● **DOCUMENT**:
-=-=-=-=-
The profit margins did not.
A mid-year menu review can uncover opportunities to adjust pricing, improve profitability, or shift promotional efforts before the busiest months arrive.
3. Has Your Labor Percentage Changed Since January?
Most restaurant owners watch payroll.
Fewer watch labor percentage.
That distinction matters.
As summer arrives, staffing needs often increase.
More shifts.
More overtime.
More seasonal employees.
More scheduling complexity.
Instead of only looking at payroll dollars, compare labor costs as a percentage of sales.
For example:
If sales increased by 15% but labor costs increased by 30%, something deserves a closer look.
Maybe staffing levels are too high.
Maybe schedules need adjusting.
Maybe managers are relying too heavily on overtime.
Or maybe the business simply needs stronger forecasting.
The goal is not necessarily lower labor costs.
The goal is making sure labor growth and revenue growth are moving together.
4. Would a Tax Surprise Catch You Off Guard Right Now?
Most restaurant owners think about taxes when a payment is due.
The strongest restaurant operators think about taxes before they become a problem.
June is one of the best times of the year to revisit tax projections.
Ask yourself:
- Is profit tracking higher than expected?
- Have estimated tax payments been adjusted?
- Have owner distributions changed?
- Have tip reporting patterns changed?
A strong Memorial Day weekend can be great for revenue.
It can also change your tax picture faster than expected.
The businesses that avoid surprises usually have one thing in common:
They review throughout the year instead of waiting until year end.
5. What Is Still Running on a Spreadsheet, Sticky Note, or Memory?
Every restaurant has one.
Actually, most restaurants have several.
The inventory process everyone “just knows.”
The manager schedule stored in someone’s head.
The payroll adjustment process that depends on one employee.
The vendor ordering system that exists on sticky notes.
The end-of-month checklist nobody documented.
These systems often work until they don’t.
Summer has a way of exposing weak processes.
When business gets busy, cracks become visible.
This is why June is such a great time to ask:
“If someone disappeared for two weeks, would this process continue smoothly?”
If the answer is no, you’ve found an opportunity to strengthen the business before peak season arrives.
6. If December Arrived Tomorrow, Would You Be Happy With Where You Are?
This may be the most important question in the entire article.
Most restaurant owners spend so much time reacting to daily challenges that they rarely stop to define success.
Imagine it is December 31.
The year is over.
-=-=-=-=-
Visual layout records:
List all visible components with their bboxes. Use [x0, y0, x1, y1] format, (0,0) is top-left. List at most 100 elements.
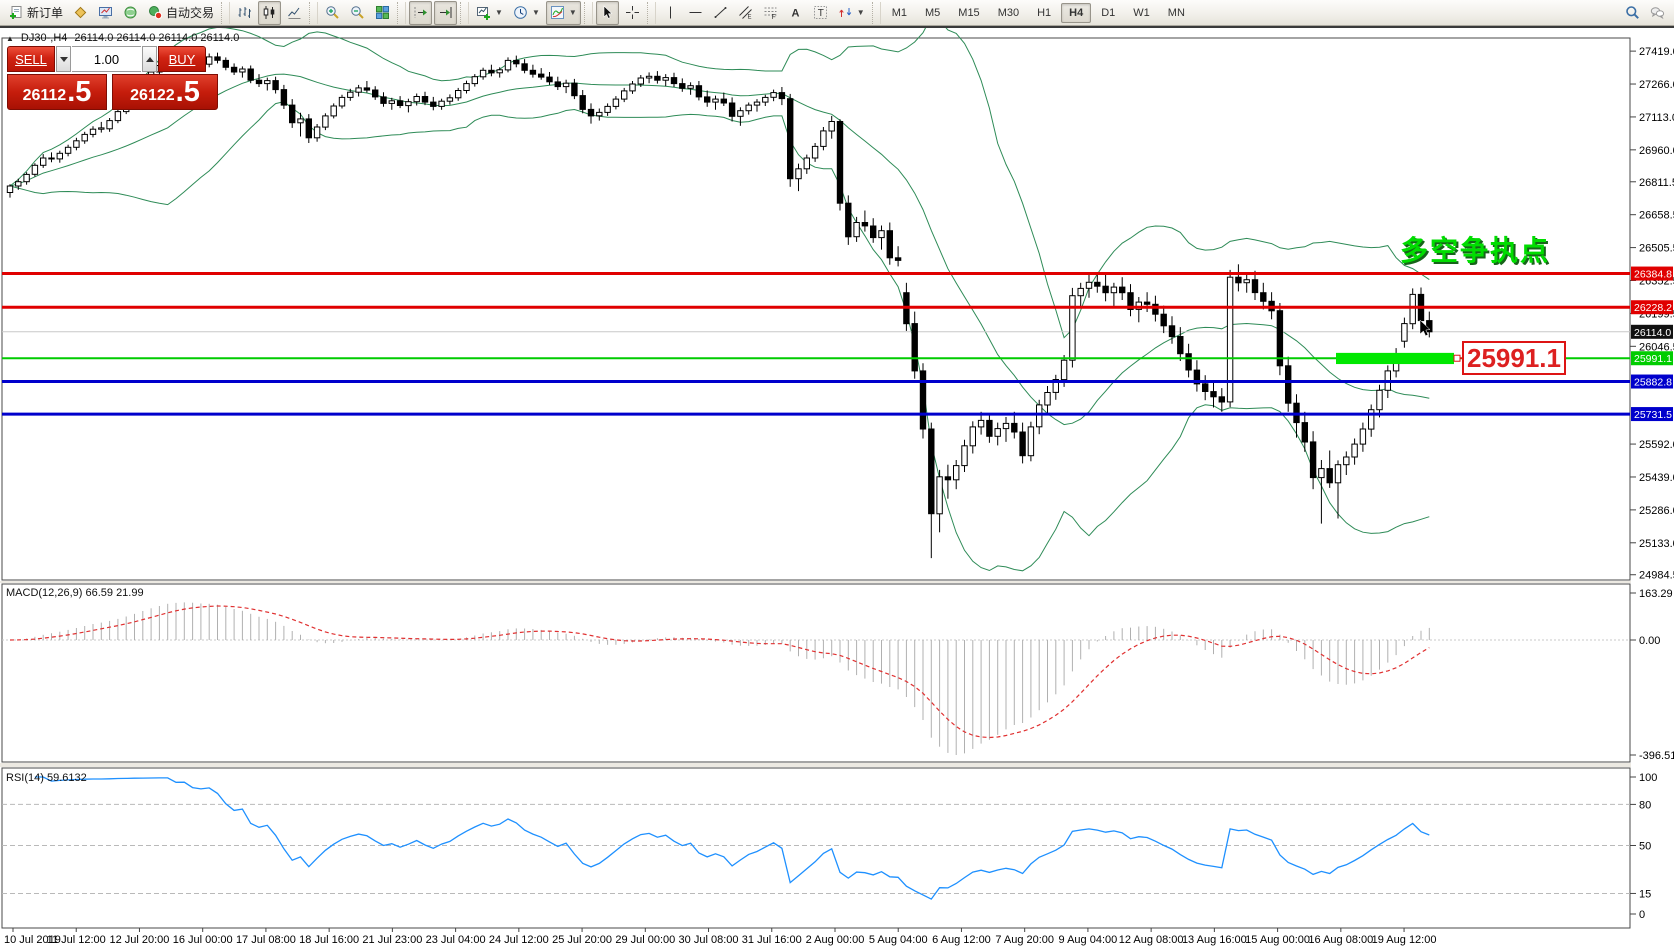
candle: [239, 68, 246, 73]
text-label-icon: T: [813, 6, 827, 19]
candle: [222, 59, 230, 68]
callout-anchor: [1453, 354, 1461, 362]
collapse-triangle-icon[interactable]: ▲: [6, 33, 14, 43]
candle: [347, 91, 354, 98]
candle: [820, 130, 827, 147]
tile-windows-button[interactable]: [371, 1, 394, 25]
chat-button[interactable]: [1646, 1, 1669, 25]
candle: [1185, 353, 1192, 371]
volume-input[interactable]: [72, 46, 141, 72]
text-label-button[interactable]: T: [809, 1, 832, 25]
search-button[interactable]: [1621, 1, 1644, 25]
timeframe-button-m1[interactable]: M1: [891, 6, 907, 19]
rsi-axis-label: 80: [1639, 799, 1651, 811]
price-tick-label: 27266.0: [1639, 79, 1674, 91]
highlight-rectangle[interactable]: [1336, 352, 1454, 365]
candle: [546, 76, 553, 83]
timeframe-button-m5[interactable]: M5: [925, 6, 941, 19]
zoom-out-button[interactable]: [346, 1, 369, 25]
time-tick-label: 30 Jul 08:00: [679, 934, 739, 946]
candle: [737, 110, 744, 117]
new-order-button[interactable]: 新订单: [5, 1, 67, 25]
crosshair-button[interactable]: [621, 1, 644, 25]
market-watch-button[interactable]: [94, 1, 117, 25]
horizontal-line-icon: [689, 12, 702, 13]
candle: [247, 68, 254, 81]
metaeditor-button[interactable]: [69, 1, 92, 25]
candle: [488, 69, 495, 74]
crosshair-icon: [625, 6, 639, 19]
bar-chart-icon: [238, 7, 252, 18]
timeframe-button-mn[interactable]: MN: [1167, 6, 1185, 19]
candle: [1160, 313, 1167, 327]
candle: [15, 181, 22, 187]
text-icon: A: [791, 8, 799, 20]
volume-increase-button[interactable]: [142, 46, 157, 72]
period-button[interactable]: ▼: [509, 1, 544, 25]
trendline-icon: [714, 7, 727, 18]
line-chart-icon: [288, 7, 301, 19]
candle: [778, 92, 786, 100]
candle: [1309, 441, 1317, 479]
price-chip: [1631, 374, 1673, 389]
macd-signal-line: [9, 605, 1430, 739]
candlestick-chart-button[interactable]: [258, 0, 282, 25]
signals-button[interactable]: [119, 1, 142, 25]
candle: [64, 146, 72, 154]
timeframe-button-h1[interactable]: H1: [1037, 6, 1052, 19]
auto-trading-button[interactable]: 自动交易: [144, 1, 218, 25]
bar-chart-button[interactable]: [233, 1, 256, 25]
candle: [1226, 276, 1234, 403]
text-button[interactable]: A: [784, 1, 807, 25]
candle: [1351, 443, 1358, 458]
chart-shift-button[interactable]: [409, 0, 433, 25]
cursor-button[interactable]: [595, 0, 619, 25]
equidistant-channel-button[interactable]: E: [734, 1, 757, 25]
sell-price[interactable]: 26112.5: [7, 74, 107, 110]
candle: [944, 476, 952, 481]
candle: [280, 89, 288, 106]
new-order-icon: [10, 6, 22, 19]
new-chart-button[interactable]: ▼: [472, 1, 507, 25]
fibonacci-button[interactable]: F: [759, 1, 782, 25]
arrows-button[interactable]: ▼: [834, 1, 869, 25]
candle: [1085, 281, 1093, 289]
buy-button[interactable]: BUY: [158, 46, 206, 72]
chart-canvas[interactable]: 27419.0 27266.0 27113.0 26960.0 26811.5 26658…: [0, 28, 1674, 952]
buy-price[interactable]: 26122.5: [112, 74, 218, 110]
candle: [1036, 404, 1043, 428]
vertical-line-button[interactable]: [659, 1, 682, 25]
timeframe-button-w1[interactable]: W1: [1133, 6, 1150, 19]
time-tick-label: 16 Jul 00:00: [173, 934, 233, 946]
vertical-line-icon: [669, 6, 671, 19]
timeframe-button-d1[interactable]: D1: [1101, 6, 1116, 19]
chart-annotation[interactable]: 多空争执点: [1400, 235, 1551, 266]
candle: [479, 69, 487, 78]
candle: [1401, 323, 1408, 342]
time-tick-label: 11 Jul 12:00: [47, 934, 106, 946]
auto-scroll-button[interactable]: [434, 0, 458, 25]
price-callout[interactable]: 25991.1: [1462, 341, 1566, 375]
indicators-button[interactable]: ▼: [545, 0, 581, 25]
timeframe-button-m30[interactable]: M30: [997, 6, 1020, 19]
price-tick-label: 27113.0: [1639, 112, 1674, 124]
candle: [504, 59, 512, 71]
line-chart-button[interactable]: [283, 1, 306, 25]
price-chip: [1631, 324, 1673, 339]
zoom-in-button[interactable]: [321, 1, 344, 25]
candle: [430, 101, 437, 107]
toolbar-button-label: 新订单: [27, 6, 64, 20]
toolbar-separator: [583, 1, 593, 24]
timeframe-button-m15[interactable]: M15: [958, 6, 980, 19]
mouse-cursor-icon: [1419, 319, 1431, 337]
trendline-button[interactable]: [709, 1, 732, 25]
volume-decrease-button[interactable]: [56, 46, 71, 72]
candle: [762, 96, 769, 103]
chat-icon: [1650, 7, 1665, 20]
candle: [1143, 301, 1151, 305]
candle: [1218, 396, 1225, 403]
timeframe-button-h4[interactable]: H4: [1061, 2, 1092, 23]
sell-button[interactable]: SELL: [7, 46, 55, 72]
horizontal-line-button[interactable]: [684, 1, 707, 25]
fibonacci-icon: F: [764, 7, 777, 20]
-=-=-=-=-
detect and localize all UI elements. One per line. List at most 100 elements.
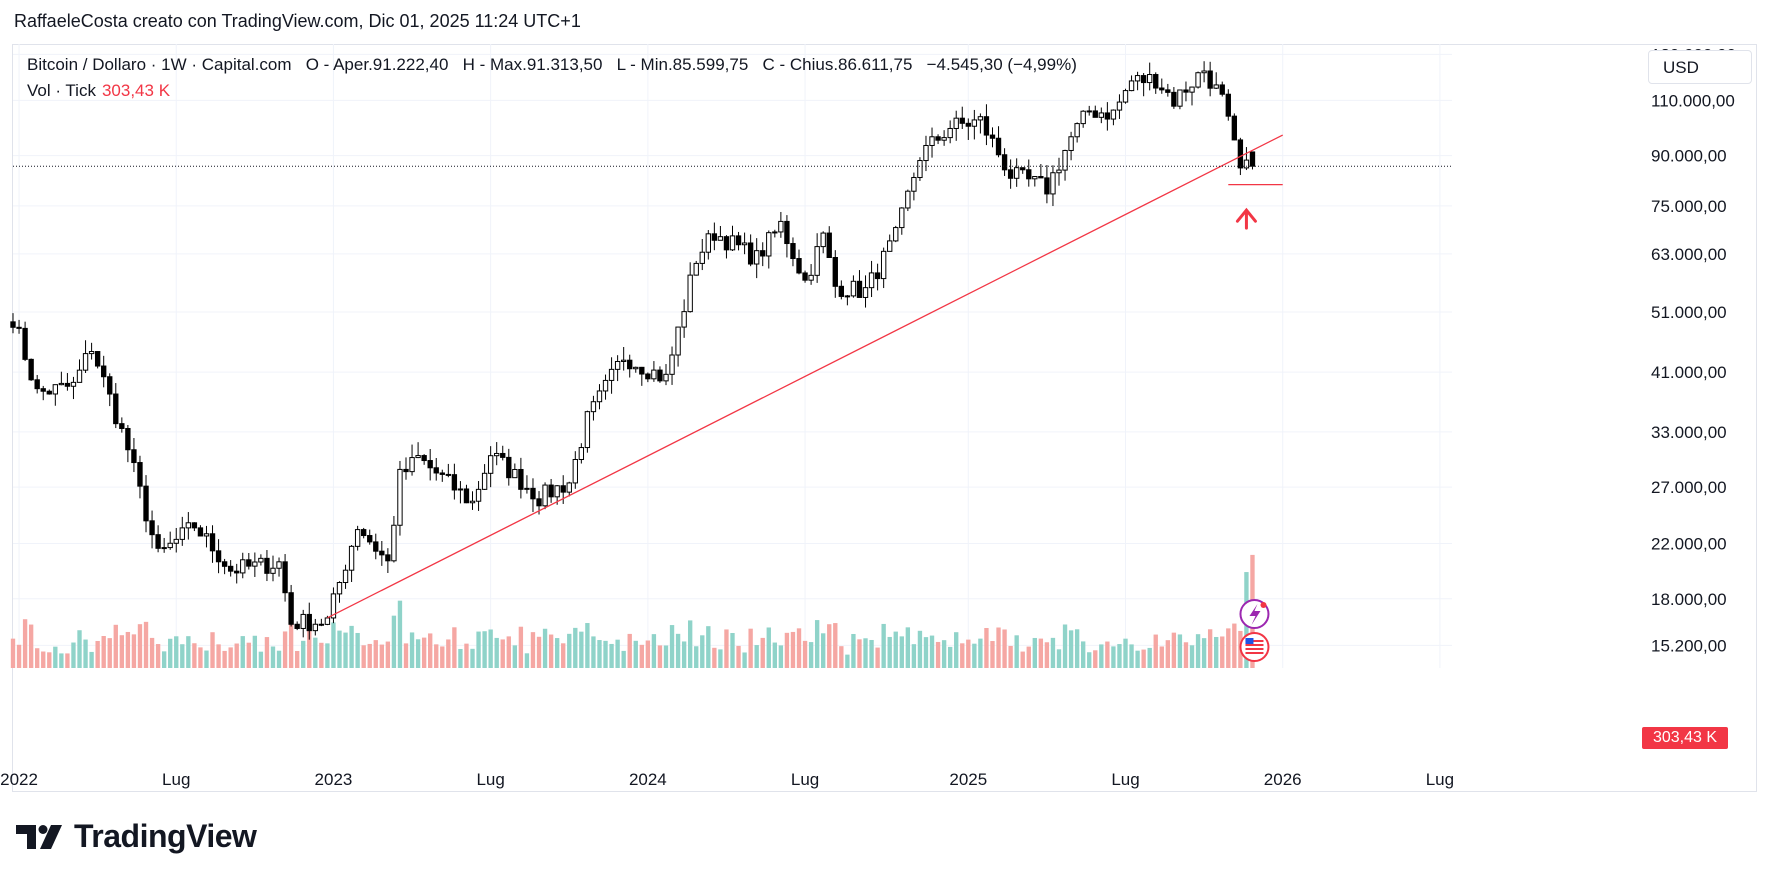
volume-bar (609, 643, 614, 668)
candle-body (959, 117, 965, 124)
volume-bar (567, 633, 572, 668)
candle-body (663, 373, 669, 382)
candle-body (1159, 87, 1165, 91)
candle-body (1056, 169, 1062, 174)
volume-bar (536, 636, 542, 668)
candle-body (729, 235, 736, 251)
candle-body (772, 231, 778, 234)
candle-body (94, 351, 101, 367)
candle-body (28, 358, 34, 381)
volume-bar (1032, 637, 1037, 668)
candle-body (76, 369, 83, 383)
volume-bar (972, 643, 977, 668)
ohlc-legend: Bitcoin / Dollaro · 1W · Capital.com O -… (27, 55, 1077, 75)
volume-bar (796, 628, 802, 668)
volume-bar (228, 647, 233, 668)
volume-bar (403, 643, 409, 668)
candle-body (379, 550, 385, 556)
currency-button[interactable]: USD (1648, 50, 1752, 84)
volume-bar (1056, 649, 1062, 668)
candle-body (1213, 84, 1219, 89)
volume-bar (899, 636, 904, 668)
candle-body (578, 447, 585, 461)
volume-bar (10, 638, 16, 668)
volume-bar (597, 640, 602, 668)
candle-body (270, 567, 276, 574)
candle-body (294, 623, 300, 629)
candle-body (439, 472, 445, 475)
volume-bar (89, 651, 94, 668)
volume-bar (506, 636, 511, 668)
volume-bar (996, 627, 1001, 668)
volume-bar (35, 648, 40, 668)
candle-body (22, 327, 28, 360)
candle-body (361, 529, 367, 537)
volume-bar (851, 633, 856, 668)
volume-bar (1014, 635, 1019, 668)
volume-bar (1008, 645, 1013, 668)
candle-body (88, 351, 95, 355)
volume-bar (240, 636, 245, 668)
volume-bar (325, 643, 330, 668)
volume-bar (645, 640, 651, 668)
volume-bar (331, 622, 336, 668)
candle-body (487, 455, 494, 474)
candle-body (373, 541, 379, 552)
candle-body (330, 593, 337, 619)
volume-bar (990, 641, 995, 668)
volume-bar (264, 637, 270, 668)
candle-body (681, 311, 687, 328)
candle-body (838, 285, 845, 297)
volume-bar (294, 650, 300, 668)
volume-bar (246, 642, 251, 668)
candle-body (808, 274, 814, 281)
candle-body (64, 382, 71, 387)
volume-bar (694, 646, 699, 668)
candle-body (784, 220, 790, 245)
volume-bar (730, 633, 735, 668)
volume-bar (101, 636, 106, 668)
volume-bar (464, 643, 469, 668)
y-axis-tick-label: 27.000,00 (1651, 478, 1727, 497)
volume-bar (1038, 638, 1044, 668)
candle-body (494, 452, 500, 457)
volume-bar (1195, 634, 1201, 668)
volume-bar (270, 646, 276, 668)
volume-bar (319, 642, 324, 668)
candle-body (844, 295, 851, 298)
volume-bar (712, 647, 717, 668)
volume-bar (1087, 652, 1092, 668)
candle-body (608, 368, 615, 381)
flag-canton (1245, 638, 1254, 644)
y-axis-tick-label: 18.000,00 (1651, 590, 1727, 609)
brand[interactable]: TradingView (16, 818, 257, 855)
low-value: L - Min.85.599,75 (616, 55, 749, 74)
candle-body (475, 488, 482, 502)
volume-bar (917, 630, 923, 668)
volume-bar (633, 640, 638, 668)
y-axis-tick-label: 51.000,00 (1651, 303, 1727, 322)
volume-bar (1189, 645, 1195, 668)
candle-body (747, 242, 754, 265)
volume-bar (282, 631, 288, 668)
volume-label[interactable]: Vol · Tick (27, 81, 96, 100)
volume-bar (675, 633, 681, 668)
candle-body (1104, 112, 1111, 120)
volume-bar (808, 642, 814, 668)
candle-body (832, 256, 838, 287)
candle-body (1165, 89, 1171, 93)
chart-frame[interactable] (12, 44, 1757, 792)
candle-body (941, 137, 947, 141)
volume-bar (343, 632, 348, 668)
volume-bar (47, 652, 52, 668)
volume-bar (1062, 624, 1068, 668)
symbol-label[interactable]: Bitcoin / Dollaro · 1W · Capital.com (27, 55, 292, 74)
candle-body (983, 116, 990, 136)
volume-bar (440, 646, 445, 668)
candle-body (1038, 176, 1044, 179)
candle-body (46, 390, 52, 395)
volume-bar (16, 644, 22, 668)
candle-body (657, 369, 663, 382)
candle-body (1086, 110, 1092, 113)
-=-=-=-=-
● **WRITTEN EXERCISE A**:
Answer these questions using the restaurant article:
(i) Labor costs should be compared as a percentage of what?
(ii) Which month is named as one of the best times of the year to revisit tax projections?
(iii) According to the article, what does summer have a way of exposing?
● **WRITTEN EXERCISE B**: Reproduce the passage of the restaurant article from "The strongest restaurant" up to and including "revisit tax projections.".

● **TASK SOLUTION A**:
(i) Sales
(ii) June
(iii) Weak processes

● **TASK SOLUTION B**:
The strongest restaurant operators think about taxes before they become a problem.
June is one of the best times of the year to revisit tax projections.